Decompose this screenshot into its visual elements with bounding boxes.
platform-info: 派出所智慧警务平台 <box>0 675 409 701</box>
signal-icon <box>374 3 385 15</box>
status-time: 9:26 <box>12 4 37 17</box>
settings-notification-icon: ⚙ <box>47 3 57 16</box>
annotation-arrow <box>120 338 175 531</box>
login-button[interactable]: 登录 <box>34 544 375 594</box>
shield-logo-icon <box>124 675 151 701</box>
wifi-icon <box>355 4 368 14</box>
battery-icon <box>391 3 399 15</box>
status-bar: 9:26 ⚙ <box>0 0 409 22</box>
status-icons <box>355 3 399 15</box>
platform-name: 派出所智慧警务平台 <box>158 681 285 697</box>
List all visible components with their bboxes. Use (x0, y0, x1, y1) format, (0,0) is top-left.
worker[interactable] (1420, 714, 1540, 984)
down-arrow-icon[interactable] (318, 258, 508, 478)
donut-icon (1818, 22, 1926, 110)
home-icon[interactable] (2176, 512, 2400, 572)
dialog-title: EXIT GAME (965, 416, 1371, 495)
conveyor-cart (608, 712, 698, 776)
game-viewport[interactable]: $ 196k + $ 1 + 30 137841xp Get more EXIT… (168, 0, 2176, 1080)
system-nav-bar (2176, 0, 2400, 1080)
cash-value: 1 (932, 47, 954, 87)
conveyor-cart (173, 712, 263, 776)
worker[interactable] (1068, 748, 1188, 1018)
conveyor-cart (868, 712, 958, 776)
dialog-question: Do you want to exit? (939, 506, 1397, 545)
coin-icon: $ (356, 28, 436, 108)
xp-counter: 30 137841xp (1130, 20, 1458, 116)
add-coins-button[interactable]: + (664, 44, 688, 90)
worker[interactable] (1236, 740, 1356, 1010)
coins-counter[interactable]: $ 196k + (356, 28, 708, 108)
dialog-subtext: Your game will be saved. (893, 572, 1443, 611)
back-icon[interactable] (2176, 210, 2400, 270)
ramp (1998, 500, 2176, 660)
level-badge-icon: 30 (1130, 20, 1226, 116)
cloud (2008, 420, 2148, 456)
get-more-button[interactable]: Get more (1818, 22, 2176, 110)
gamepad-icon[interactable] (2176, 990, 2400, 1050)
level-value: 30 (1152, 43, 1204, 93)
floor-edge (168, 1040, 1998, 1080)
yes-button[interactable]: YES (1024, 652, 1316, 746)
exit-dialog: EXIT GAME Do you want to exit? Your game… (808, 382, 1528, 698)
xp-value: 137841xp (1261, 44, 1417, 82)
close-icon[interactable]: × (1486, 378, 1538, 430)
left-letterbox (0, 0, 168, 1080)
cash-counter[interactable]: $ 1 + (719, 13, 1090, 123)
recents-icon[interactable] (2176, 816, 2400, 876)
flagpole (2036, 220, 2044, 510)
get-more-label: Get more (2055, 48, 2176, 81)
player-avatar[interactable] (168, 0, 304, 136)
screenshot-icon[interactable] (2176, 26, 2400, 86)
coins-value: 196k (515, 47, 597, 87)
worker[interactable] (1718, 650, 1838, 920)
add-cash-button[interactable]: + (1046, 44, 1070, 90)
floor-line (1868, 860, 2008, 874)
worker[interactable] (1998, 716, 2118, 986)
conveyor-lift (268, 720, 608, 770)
═══
__Written exercise__: Reproduce the items without changes, starting at the first line and ending with the line that contains "conveyor-cart (868, 712, 958, 776)", both ends included.

__Correct response__:
Decompose this screenshot into its visual elements with bounding boxes.
platform-info: 派出所智慧警务平台 <box>0 675 409 701</box>
signal-icon <box>374 3 385 15</box>
status-time: 9:26 <box>12 4 37 17</box>
settings-notification-icon: ⚙ <box>47 3 57 16</box>
annotation-arrow <box>120 338 175 531</box>
login-button[interactable]: 登录 <box>34 544 375 594</box>
shield-logo-icon <box>124 675 151 701</box>
wifi-icon <box>355 4 368 14</box>
battery-icon <box>391 3 399 15</box>
status-bar: 9:26 ⚙ <box>0 0 409 22</box>
status-icons <box>355 3 399 15</box>
platform-name: 派出所智慧警务平台 <box>158 681 285 697</box>
List all visible components with their bboxes. Use (x0, y0, x1, y1) format, (0,0) is top-left.
worker[interactable] (1420, 714, 1540, 984)
down-arrow-icon[interactable] (318, 258, 508, 478)
donut-icon (1818, 22, 1926, 110)
home-icon[interactable] (2176, 512, 2400, 572)
dialog-title: EXIT GAME (965, 416, 1371, 495)
conveyor-cart (608, 712, 698, 776)
game-viewport[interactable]: $ 196k + $ 1 + 30 137841xp Get more EXIT… (168, 0, 2176, 1080)
system-nav-bar (2176, 0, 2400, 1080)
cash-value: 1 (932, 47, 954, 87)
conveyor-cart (173, 712, 263, 776)
worker[interactable] (1068, 748, 1188, 1018)
conveyor-cart (868, 712, 958, 776)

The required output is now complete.